RECORDS SHOWN ::
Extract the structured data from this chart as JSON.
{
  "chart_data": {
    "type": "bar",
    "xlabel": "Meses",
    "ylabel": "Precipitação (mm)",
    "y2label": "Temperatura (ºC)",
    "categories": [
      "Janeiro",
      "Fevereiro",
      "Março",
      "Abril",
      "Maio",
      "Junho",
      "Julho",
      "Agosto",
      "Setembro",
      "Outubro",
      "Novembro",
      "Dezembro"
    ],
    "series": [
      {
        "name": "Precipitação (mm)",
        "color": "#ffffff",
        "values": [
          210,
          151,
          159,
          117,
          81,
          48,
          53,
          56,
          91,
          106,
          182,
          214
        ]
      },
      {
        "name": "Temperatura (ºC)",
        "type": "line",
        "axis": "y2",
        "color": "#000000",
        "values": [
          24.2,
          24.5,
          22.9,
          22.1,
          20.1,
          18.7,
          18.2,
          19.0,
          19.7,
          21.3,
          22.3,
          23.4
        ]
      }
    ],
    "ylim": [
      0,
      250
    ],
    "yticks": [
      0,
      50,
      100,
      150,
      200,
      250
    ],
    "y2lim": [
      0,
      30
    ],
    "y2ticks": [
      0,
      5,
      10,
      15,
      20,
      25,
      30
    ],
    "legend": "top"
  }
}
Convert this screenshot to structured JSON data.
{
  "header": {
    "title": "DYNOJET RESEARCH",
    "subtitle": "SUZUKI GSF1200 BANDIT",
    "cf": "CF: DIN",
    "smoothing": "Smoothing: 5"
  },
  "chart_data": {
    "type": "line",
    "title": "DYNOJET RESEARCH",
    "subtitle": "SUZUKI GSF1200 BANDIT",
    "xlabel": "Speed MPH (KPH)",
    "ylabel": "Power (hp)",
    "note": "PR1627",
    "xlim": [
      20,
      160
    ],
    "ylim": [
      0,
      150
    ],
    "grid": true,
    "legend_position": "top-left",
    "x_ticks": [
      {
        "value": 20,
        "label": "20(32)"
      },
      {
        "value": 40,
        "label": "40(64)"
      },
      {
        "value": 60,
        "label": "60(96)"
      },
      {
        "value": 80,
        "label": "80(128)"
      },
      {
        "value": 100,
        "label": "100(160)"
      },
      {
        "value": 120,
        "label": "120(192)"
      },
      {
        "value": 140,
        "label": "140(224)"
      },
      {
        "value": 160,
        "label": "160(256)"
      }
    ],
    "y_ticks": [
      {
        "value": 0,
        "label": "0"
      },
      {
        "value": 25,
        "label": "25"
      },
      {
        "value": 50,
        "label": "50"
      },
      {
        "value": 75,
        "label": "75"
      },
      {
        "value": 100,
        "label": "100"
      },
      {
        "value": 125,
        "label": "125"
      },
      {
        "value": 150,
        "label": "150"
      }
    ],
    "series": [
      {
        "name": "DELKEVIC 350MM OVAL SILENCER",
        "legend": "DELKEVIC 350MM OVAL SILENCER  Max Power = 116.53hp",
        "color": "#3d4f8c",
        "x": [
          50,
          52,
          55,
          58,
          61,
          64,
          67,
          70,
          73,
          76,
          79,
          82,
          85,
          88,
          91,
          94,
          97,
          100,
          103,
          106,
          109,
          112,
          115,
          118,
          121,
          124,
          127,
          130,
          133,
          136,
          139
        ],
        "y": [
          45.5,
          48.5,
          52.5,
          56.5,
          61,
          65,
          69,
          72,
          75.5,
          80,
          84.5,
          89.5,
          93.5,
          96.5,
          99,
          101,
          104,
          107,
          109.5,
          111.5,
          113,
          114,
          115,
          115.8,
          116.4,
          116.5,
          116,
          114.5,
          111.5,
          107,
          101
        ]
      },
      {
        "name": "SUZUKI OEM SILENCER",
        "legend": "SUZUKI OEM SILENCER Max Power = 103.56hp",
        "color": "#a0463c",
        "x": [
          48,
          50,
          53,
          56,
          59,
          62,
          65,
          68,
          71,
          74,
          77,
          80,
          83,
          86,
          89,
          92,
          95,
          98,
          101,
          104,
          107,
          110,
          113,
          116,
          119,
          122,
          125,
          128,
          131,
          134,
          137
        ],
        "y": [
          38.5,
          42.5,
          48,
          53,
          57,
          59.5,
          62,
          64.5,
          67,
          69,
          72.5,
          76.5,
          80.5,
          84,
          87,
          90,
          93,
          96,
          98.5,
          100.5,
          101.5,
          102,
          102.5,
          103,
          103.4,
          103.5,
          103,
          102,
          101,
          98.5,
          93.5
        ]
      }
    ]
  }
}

INSTRUCTION :: Your task is to reproduce all of the records exactly.

ANSWER TO THIS PROBLEM ::
Extract the structured data from this chart as JSON.
{
  "chart_data": {
    "type": "bar",
    "xlabel": "Meses",
    "ylabel": "Precipitação (mm)",
    "y2label": "Temperatura (ºC)",
    "categories": [
      "Janeiro",
      "Fevereiro",
      "Março",
      "Abril",
      "Maio",
      "Junho",
      "Julho",
      "Agosto",
      "Setembro",
      "Outubro",
      "Novembro",
      "Dezembro"
    ],
    "series": [
      {
        "name": "Precipitação (mm)",
        "color": "#ffffff",
        "values": [
          210,
          151,
          159,
          117,
          81,
          48,
          53,
          56,
          91,
          106,
          182,
          214
        ]
      },
      {
        "name": "Temperatura (ºC)",
        "type": "line",
        "axis": "y2",
        "color": "#000000",
        "values": [
          24.2,
          24.5,
          22.9,
          22.1,
          20.1,
          18.7,
          18.2,
          19.0,
          19.7,
          21.3,
          22.3,
          23.4
        ]
      }
    ],
    "ylim": [
      0,
      250
    ],
    "yticks": [
      0,
      50,
      100,
      150,
      200,
      250
    ],
    "y2lim": [
      0,
      30
    ],
    "y2ticks": [
      0,
      5,
      10,
      15,
      20,
      25,
      30
    ],
    "legend": "top"
  }
}
Convert this screenshot to structured JSON data.
{
  "header": {
    "title": "DYNOJET RESEARCH",
    "subtitle": "SUZUKI GSF1200 BANDIT",
    "cf": "CF: DIN",
    "smoothing": "Smoothing: 5"
  },
  "chart_data": {
    "type": "line",
    "title": "DYNOJET RESEARCH",
    "subtitle": "SUZUKI GSF1200 BANDIT",
    "xlabel": "Speed MPH (KPH)",
    "ylabel": "Power (hp)",
    "note": "PR1627",
    "xlim": [
      20,
      160
    ],
    "ylim": [
      0,
      150
    ],
    "grid": true,
    "legend_position": "top-left",
    "x_ticks": [
      {
        "value": 20,
        "label": "20(32)"
      },
      {
        "value": 40,
        "label": "40(64)"
      },
      {
        "value": 60,
        "label": "60(96)"
      },
      {
        "value": 80,
        "label": "80(128)"
      },
      {
        "value": 100,
        "label": "100(160)"
      },
      {
        "value": 120,
        "label": "120(192)"
      },
      {
        "value": 140,
        "label": "140(224)"
      },
      {
        "value": 160,
        "label": "160(256)"
      }
    ],
    "y_ticks": [
      {
        "value": 0,
        "label": "0"
      },
      {
        "value": 25,
        "label": "25"
      },
      {
        "value": 50,
        "label": "50"
      },
      {
        "value": 75,
        "label": "75"
      },
      {
        "value": 100,
        "label": "100"
      },
      {
        "value": 125,
        "label": "125"
      },
      {
        "value": 150,
        "label": "150"
      }
    ],
    "series": [
      {
        "name": "DELKEVIC 350MM OVAL SILENCER",
        "legend": "DELKEVIC 350MM OVAL SILENCER  Max Power = 116.53hp",
        "color": "#3d4f8c",
        "x": [
          50,
          52,
          55,
          58,
          61,
          64,
          67,
          70,
          73,
          76,
          79,
          82,
          85,
          88,
          91,
          94,
          97,
          100,
          103,
          106,
          109,
          112,
          115,
          118,
          121,
          124,
          127,
          130,
          133,
          136,
          139
        ],
        "y": [
          45.5,
          48.5,
          52.5,
          56.5,
          61,
          65,
          69,
          72,
          75.5,
          80,
          84.5,
          89.5,
          93.5,
          96.5,
          99,
          101,
          104,
          107,
          109.5,
          111.5,
          113,
          114,
          115,
          115.8,
          116.4,
          116.5,
          116,
          114.5,
          111.5,
          107,
          101
        ]
      },
      {
        "name": "SUZUKI OEM SILENCER",
        "legend": "SUZUKI OEM SILENCER Max Power = 103.56hp",
        "color": "#a0463c",
        "x": [
          48,
          50,
          53,
          56,
          59,
          62,
          65,
          68,
          71,
          74,
          77,
          80,
          83,
          86,
          89,
          92,
          95,
          98,
          101,
          104,
          107,
          110,
          113,
          116,
          119,
          122,
          125,
          128,
          131,
          134,
          137
        ],
        "y": [
          38.5,
          42.5,
          48,
          53,
          57,
          59.5,
          62,
          64.5,
          67,
          69,
          72.5,
          76.5,
          80.5,
          84,
          87,
          90,
          93,
          96,
          98.5,
          100.5,
          101.5,
          102,
          102.5,
          103,
          103.4,
          103.5,
          103,
          102,
          101,
          98.5,
          93.5
        ]
      }
    ]
  }
}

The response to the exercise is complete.